▸ **Exercise**
Each line containing the word "color" needs to be copied.

▸ **Raw records**
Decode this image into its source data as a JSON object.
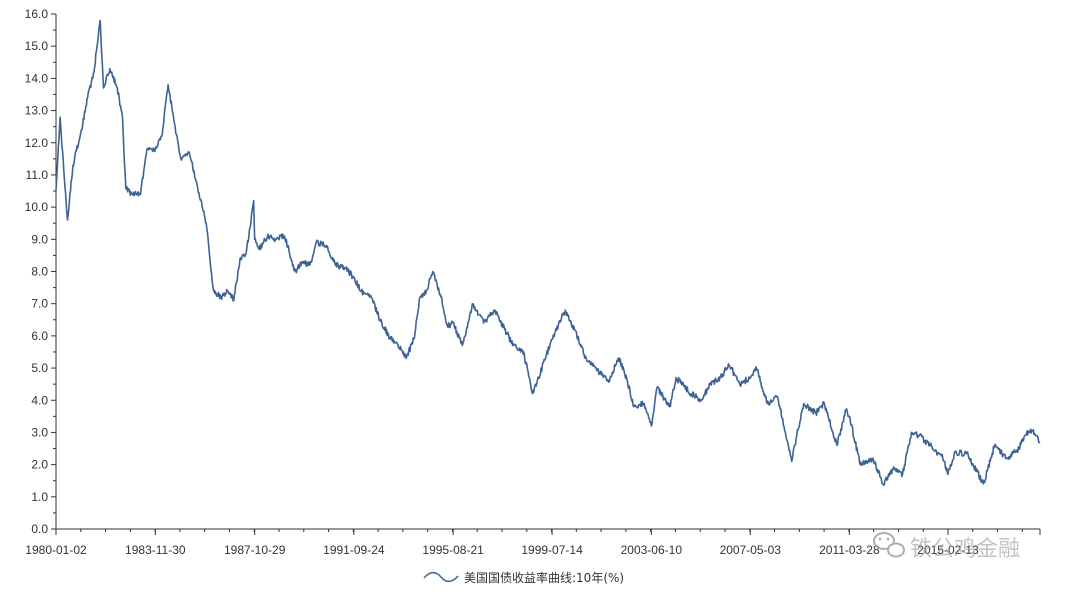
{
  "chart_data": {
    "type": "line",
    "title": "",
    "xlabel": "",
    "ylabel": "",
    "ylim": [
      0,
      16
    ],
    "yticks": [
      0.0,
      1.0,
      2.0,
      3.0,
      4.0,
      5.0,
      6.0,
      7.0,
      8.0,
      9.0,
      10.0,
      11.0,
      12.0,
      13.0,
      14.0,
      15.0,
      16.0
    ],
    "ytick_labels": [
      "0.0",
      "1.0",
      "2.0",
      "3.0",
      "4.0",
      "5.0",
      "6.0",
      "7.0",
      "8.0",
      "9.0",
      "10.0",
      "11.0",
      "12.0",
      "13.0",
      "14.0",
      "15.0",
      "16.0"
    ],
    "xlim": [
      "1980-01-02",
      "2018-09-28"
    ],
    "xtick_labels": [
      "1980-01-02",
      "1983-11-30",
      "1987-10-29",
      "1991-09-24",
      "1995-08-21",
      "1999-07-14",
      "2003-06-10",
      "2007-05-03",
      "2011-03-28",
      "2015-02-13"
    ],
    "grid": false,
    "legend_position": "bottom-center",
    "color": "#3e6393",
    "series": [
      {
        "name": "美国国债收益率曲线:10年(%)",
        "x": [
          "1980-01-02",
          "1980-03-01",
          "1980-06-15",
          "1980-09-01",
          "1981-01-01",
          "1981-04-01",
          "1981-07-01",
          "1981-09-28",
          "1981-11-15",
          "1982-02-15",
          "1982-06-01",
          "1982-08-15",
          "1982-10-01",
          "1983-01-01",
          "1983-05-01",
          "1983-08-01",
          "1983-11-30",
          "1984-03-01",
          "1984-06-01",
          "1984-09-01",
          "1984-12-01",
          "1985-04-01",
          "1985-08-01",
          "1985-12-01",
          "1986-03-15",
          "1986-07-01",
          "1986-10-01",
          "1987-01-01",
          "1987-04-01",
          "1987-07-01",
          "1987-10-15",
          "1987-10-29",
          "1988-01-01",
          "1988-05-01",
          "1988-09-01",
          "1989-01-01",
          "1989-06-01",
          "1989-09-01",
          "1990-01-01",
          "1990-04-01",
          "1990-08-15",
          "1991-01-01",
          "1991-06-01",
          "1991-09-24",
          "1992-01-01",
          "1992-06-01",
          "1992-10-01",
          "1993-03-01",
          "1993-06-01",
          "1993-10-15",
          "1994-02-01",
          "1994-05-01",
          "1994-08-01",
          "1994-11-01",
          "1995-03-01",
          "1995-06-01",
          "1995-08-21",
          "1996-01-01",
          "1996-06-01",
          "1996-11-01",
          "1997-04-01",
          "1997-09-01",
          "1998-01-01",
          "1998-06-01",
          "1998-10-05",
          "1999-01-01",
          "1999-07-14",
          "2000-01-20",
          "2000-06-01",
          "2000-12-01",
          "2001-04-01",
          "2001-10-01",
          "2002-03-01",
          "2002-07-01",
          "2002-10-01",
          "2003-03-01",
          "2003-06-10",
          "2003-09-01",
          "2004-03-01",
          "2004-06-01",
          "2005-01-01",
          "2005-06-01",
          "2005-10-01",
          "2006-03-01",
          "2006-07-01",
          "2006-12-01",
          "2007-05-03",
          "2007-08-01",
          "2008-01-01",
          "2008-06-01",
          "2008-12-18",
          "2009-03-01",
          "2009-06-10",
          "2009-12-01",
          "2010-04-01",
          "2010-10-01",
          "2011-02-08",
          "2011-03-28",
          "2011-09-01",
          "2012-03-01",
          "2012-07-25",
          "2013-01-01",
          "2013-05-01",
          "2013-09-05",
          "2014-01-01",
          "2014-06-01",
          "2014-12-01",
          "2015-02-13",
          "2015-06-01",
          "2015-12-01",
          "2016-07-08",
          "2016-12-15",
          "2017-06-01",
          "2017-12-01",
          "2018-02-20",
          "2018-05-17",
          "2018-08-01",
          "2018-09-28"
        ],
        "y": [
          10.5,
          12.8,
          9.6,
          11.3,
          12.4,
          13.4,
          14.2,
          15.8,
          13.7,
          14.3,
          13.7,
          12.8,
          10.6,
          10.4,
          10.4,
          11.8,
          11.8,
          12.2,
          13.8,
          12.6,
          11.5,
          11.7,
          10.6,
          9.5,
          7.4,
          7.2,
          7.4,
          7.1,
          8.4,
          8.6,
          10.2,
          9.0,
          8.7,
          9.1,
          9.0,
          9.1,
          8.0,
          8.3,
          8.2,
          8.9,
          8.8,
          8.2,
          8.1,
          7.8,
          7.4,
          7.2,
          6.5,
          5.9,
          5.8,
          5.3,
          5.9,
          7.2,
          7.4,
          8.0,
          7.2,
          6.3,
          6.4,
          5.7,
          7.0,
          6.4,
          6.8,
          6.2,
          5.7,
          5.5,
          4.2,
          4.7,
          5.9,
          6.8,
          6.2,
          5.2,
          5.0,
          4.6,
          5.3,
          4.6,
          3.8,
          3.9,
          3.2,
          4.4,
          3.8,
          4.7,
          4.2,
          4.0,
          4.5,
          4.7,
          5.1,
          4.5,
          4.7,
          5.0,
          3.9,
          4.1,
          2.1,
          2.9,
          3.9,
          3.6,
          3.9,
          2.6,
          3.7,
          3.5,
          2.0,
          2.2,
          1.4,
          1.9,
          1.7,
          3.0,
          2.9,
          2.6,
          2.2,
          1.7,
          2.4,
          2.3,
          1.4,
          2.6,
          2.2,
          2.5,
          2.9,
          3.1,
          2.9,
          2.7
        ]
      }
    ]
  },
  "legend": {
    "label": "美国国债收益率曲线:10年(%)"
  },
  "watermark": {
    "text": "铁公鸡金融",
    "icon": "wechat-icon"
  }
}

* * *

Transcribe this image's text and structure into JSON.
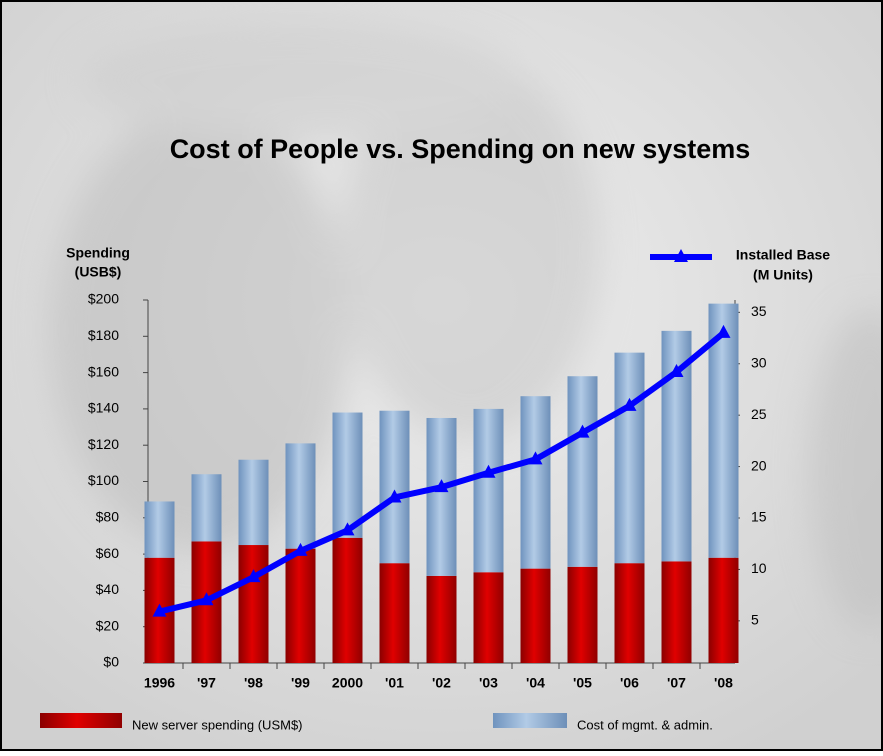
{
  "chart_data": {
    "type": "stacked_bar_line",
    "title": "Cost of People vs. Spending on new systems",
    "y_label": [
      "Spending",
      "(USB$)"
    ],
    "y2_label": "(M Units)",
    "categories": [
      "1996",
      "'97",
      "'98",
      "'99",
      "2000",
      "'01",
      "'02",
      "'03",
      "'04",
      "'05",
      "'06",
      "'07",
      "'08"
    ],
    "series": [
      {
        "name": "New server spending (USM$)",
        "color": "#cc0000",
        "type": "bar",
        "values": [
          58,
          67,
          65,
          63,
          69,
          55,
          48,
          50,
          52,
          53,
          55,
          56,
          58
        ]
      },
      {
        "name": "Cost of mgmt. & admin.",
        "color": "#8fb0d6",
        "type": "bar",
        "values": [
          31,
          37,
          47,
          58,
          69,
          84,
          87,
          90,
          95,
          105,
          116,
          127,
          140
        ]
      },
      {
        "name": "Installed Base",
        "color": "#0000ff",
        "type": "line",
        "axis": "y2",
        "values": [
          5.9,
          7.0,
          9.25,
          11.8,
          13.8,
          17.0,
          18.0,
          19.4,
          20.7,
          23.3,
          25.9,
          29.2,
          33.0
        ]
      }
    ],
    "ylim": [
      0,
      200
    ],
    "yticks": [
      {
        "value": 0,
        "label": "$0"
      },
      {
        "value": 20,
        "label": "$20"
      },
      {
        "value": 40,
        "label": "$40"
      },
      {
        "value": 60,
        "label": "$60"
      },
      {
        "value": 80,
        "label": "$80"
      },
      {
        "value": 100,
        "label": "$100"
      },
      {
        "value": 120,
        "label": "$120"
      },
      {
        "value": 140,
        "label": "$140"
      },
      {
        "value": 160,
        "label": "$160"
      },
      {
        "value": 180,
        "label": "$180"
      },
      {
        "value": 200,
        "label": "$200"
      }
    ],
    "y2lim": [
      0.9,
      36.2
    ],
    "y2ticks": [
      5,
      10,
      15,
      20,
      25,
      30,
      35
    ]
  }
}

▸ **Task answer**
    "color": "#3e6393",
        "color": "#cc0000",
        "color": "#8fb0d6",
        "color": "#0000ff",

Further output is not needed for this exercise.